**YOUR INSTRUCTIONS**
Determine the number of lines that contain the word "this", then state that number and nothing more.

**PROVIDED RECORDS**
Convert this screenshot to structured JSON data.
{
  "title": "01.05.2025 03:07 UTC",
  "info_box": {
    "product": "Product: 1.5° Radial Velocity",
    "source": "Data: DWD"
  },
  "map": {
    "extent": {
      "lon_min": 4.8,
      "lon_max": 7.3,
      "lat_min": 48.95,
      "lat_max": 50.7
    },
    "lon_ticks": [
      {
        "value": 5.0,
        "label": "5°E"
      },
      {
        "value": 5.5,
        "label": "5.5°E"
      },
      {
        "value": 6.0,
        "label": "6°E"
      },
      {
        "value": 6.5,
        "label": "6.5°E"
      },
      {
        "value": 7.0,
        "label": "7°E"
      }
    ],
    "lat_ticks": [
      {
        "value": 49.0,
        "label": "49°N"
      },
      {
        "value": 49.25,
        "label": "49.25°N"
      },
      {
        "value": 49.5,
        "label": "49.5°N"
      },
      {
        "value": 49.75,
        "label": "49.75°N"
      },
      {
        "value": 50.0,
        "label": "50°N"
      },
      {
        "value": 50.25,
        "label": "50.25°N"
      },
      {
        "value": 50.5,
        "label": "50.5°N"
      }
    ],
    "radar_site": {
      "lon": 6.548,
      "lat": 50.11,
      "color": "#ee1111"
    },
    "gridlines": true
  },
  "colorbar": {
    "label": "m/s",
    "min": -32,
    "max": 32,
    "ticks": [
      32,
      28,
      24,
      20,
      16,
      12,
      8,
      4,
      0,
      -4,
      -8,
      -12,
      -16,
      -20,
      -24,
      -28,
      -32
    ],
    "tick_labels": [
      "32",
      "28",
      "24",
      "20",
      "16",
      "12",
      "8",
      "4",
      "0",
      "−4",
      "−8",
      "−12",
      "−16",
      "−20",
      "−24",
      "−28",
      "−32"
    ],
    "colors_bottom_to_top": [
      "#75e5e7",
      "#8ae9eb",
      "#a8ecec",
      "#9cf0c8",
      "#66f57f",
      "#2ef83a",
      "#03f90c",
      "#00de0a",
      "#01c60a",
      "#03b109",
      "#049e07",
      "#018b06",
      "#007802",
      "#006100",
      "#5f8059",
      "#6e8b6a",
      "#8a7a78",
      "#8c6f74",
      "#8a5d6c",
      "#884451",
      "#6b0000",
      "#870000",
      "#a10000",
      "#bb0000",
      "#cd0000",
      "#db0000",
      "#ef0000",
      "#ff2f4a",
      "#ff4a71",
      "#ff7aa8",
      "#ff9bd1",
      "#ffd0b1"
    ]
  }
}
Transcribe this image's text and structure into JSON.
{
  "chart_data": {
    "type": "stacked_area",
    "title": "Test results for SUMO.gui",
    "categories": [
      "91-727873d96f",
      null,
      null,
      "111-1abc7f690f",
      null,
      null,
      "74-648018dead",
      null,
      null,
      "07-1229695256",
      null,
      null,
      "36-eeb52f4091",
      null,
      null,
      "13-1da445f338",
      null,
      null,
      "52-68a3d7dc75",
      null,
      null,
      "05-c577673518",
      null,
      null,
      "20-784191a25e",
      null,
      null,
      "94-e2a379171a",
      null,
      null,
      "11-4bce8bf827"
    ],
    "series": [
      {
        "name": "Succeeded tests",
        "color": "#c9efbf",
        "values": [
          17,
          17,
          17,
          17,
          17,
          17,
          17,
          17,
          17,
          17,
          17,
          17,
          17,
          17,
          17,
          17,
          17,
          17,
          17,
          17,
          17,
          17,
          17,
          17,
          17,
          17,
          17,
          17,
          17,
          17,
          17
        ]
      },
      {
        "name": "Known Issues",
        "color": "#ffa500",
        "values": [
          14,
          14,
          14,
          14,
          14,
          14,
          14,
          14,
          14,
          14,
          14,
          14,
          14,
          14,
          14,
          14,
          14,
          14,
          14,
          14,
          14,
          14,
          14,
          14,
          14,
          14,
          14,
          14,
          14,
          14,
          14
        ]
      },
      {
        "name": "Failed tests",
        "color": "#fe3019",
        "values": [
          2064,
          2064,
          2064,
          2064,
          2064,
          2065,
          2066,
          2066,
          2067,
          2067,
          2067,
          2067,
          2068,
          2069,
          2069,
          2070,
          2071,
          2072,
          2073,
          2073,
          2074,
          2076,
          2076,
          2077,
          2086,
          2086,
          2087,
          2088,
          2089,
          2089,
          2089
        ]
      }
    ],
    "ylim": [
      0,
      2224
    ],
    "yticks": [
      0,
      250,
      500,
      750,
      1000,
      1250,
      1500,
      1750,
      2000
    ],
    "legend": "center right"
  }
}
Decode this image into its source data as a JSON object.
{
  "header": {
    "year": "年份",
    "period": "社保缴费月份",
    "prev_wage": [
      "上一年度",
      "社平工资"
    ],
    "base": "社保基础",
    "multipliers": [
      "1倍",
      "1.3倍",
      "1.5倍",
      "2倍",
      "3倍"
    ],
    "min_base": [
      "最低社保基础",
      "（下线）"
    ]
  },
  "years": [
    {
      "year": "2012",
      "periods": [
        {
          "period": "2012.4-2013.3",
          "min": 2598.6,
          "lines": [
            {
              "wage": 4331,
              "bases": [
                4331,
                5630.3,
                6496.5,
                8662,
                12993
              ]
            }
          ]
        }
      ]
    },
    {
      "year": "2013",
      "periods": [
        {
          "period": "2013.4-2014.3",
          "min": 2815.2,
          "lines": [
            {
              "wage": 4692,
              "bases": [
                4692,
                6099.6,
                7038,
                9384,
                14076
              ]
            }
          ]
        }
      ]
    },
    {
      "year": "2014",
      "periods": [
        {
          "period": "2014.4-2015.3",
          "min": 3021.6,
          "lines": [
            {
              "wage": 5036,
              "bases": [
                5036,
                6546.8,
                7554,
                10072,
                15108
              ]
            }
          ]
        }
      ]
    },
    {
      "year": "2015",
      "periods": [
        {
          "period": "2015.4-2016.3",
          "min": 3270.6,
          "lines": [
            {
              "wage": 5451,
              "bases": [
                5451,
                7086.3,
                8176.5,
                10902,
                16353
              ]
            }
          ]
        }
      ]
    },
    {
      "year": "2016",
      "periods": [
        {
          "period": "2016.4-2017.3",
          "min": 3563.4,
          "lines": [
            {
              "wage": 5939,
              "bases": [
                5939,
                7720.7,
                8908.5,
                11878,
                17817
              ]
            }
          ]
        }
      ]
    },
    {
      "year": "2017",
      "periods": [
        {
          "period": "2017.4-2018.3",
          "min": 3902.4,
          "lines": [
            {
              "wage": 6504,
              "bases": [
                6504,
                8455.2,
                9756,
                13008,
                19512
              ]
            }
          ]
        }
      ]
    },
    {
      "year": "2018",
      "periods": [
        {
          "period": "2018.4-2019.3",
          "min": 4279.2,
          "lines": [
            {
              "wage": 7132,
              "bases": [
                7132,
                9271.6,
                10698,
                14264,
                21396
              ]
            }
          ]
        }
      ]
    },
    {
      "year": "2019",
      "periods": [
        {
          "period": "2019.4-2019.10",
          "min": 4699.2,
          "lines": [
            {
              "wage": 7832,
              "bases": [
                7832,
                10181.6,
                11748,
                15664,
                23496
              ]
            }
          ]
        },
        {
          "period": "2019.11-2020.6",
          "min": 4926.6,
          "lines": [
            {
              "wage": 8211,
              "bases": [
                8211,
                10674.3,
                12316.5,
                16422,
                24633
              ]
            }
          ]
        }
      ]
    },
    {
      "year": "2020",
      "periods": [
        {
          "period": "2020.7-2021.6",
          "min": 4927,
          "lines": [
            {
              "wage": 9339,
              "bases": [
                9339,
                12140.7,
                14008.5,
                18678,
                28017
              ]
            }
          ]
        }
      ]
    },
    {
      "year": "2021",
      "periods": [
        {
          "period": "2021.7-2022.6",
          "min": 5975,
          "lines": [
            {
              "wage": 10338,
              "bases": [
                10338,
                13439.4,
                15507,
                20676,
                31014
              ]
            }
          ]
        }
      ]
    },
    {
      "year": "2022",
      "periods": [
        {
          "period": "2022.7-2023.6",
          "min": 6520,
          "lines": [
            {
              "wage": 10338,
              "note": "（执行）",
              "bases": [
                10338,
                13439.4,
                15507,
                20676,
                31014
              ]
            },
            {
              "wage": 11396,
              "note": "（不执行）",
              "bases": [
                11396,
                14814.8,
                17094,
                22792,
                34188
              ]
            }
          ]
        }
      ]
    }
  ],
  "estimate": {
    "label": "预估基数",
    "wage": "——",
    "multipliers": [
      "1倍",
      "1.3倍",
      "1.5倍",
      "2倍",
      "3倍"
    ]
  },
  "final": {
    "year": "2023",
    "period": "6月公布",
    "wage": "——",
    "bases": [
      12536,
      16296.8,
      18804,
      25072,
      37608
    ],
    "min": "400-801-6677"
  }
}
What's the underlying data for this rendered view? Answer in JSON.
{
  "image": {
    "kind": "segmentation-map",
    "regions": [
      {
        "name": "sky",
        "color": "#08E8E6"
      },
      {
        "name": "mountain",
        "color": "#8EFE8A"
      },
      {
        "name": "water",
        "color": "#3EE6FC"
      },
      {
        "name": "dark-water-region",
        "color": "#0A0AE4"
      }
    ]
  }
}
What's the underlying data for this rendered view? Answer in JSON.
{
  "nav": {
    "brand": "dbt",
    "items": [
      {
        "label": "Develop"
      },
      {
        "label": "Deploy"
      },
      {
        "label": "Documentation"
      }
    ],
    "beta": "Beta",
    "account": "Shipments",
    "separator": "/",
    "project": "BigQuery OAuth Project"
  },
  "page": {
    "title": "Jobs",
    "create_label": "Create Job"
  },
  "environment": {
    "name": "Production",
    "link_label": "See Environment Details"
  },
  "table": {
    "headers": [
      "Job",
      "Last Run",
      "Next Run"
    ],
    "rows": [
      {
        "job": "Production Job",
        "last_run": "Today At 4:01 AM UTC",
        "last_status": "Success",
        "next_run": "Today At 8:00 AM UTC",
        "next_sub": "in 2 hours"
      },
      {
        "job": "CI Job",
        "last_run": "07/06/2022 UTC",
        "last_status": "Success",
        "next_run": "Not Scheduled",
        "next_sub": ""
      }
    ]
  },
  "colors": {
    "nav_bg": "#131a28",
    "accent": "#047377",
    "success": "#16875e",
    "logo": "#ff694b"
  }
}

**EXPECTED ANSWER**
5